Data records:
--*--

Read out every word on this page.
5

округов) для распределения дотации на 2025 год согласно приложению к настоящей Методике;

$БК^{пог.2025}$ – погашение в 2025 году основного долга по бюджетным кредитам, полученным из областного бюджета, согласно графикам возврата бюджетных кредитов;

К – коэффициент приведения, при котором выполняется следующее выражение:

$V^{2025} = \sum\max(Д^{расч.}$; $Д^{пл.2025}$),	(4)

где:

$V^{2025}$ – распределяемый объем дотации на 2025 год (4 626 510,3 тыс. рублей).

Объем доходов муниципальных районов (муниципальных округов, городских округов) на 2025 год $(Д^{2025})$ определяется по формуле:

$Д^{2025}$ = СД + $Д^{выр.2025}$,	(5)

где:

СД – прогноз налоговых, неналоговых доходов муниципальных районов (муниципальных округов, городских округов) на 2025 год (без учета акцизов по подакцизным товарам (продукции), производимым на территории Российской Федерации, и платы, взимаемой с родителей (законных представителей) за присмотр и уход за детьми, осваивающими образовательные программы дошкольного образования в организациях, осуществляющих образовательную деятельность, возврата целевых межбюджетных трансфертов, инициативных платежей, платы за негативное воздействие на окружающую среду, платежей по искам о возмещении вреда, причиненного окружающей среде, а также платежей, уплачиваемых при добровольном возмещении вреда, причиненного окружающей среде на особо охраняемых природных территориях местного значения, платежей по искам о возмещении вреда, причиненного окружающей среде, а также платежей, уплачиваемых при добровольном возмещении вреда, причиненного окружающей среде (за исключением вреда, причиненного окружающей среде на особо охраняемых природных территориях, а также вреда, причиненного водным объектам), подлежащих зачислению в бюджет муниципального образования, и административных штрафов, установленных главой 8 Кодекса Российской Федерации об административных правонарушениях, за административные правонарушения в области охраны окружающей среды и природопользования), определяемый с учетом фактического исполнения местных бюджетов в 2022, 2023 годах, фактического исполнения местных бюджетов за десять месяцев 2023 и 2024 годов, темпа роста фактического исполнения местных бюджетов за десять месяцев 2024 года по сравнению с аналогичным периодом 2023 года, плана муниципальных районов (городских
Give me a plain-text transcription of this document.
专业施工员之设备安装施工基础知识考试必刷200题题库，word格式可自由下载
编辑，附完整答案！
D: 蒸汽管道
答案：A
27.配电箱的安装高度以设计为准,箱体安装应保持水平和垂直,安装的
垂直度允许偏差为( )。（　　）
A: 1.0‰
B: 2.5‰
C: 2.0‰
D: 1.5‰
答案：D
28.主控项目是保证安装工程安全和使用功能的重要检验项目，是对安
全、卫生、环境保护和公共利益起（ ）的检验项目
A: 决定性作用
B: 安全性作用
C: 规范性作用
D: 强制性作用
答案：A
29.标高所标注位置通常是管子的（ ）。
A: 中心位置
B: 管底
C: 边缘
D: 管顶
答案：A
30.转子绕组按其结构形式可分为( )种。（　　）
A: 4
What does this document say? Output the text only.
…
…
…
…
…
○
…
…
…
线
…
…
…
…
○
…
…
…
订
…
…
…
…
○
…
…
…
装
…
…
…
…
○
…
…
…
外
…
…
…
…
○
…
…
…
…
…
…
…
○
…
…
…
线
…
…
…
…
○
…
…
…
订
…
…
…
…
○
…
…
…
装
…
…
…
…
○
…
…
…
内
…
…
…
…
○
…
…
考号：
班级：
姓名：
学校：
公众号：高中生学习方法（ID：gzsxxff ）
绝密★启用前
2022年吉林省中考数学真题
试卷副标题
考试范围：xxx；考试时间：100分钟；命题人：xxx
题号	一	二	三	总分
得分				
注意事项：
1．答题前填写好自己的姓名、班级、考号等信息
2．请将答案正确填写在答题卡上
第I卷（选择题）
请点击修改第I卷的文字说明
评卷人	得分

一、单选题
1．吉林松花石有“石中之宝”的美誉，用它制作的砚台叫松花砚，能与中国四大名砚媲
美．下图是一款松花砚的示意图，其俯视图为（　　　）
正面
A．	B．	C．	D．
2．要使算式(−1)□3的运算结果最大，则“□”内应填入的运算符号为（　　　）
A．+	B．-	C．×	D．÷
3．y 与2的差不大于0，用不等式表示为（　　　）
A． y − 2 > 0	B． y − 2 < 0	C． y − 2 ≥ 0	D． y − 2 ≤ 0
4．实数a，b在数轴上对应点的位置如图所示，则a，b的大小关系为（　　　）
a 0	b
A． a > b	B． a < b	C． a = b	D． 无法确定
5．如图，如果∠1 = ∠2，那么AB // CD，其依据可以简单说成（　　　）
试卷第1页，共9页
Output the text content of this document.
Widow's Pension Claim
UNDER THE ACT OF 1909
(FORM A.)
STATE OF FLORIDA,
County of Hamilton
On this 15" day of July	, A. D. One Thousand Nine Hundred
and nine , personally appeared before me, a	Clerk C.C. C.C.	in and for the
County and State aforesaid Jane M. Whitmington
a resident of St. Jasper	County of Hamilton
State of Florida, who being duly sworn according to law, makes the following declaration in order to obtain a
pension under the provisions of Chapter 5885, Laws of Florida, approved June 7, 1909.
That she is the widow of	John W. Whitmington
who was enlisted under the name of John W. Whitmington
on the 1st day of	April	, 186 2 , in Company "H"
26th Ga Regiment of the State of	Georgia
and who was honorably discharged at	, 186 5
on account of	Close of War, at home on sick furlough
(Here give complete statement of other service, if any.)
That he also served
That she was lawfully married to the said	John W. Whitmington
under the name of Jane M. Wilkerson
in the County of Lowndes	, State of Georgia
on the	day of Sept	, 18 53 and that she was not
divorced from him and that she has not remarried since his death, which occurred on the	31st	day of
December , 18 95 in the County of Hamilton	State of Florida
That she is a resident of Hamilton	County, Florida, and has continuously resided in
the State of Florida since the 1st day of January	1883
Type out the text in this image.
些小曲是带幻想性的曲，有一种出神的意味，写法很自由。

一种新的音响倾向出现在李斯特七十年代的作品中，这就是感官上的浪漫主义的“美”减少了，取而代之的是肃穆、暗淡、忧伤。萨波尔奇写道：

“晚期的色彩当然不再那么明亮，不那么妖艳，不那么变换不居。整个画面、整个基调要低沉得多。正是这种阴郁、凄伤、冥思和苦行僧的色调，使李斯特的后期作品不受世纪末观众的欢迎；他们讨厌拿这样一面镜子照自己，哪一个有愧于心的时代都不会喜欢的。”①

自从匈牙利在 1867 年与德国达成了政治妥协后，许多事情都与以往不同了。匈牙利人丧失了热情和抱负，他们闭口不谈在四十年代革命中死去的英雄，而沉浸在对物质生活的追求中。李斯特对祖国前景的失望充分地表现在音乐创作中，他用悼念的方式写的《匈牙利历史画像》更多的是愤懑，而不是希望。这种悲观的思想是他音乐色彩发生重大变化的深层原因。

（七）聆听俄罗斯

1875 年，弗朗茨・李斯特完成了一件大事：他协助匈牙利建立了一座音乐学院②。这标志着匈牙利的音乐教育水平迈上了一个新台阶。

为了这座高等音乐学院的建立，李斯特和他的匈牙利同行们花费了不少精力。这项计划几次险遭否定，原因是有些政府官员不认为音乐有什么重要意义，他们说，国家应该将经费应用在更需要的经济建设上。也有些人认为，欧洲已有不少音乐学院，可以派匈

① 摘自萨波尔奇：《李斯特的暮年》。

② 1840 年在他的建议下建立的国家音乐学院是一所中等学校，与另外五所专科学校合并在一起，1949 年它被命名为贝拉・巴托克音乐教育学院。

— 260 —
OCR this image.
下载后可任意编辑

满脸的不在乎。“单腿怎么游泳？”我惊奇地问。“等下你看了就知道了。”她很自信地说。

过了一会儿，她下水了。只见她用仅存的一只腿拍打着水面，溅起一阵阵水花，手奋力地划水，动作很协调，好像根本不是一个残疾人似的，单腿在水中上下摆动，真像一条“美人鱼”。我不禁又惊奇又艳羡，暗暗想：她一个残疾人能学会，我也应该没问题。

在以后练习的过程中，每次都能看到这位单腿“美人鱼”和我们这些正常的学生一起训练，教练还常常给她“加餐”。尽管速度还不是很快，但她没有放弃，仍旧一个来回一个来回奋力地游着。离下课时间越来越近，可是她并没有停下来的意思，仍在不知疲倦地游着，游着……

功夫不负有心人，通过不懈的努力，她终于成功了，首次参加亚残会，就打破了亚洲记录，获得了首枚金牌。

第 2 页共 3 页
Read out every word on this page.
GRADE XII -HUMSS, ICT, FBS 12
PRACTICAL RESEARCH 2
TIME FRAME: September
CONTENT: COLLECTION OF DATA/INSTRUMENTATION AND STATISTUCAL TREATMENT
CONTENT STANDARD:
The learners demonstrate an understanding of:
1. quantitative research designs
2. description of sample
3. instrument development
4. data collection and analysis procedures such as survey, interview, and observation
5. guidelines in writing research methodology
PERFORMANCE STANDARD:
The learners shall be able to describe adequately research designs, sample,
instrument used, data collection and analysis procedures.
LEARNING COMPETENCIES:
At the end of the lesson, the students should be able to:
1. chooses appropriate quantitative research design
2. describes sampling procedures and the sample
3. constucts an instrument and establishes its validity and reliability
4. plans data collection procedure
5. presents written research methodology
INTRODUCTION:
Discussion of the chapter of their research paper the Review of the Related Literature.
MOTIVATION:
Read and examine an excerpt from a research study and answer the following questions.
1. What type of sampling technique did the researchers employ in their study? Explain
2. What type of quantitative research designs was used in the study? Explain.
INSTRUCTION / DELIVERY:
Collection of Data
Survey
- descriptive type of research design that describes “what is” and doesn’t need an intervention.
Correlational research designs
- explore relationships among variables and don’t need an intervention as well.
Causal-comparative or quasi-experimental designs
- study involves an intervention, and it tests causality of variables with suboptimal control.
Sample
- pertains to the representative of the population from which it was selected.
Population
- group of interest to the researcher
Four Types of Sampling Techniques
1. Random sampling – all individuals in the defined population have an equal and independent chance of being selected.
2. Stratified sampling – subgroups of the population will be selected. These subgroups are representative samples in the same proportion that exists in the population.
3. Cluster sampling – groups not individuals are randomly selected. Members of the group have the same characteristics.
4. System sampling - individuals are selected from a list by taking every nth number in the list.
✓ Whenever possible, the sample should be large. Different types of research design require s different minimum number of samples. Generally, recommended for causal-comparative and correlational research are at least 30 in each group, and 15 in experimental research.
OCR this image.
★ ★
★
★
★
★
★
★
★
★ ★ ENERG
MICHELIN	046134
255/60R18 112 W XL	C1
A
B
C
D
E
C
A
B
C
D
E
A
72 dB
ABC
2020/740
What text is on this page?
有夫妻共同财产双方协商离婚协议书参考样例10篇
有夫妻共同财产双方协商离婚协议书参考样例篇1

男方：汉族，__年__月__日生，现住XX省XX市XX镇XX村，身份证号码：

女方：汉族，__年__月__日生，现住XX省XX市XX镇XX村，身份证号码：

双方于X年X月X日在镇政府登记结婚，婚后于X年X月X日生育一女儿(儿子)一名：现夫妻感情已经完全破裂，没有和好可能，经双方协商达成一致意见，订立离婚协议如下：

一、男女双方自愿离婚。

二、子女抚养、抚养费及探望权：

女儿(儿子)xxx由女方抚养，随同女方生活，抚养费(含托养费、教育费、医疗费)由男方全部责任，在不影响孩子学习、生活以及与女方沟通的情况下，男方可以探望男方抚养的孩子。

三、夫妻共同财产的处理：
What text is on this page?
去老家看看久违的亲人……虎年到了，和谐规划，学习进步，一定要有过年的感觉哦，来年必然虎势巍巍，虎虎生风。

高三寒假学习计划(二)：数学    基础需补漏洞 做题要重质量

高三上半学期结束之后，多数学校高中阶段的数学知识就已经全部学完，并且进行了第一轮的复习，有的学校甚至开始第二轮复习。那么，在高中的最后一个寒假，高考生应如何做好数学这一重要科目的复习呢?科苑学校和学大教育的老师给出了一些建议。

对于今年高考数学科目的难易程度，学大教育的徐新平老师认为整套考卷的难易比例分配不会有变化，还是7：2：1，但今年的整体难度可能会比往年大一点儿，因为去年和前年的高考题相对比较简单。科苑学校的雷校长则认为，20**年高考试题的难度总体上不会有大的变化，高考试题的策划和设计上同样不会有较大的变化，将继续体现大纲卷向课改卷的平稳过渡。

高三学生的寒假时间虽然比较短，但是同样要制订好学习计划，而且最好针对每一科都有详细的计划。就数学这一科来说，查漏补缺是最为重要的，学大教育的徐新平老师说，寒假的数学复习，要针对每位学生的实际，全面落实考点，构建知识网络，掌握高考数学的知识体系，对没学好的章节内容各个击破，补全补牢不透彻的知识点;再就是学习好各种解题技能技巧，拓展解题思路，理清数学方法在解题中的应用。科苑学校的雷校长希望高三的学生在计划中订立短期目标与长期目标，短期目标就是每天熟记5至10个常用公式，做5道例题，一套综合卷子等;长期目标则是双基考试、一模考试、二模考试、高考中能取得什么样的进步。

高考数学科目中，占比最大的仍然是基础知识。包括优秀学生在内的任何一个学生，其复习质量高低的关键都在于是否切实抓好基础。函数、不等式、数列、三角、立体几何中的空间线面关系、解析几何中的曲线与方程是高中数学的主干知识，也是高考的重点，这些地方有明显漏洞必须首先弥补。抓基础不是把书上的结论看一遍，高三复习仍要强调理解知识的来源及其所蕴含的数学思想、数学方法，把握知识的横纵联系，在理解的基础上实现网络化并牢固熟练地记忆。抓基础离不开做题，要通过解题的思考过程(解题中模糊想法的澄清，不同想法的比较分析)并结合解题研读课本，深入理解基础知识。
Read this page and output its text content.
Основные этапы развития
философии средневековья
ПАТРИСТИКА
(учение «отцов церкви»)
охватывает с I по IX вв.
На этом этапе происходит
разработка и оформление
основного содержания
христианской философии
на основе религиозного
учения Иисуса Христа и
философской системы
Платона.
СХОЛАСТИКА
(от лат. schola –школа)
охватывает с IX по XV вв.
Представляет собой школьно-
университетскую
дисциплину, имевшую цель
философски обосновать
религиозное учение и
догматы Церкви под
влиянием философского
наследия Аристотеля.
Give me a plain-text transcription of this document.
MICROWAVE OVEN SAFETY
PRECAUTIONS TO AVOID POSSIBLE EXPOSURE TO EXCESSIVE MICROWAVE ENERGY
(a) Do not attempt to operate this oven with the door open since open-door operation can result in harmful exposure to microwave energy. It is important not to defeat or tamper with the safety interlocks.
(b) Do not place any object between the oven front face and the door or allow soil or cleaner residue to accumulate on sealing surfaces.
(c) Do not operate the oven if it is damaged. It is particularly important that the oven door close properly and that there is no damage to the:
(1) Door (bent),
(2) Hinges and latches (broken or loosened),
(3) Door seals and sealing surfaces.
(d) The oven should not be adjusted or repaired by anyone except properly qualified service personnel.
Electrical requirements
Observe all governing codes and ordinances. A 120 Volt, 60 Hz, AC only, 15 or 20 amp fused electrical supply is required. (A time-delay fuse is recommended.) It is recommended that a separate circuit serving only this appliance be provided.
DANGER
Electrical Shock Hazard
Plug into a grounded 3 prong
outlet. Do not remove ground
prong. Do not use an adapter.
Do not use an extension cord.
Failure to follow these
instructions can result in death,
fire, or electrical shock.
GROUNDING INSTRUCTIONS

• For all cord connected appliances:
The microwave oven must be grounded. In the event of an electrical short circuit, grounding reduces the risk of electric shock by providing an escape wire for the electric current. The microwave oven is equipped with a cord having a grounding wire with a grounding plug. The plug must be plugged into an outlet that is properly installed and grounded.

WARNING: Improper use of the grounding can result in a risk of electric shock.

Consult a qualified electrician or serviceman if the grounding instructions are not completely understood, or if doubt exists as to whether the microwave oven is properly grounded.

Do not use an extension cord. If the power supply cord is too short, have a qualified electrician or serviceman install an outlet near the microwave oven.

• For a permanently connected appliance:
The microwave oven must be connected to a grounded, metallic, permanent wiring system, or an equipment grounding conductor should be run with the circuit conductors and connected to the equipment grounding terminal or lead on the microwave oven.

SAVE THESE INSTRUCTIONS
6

--*--

* [Problem details]: Only lines with the word "following" are wanted, so copy each one from the records.

* [Finished answer]:
State of Florida, who being duly sworn according to law, makes the following declaration in order to obtain a
Read and examine an excerpt from a research study and answer the following questions.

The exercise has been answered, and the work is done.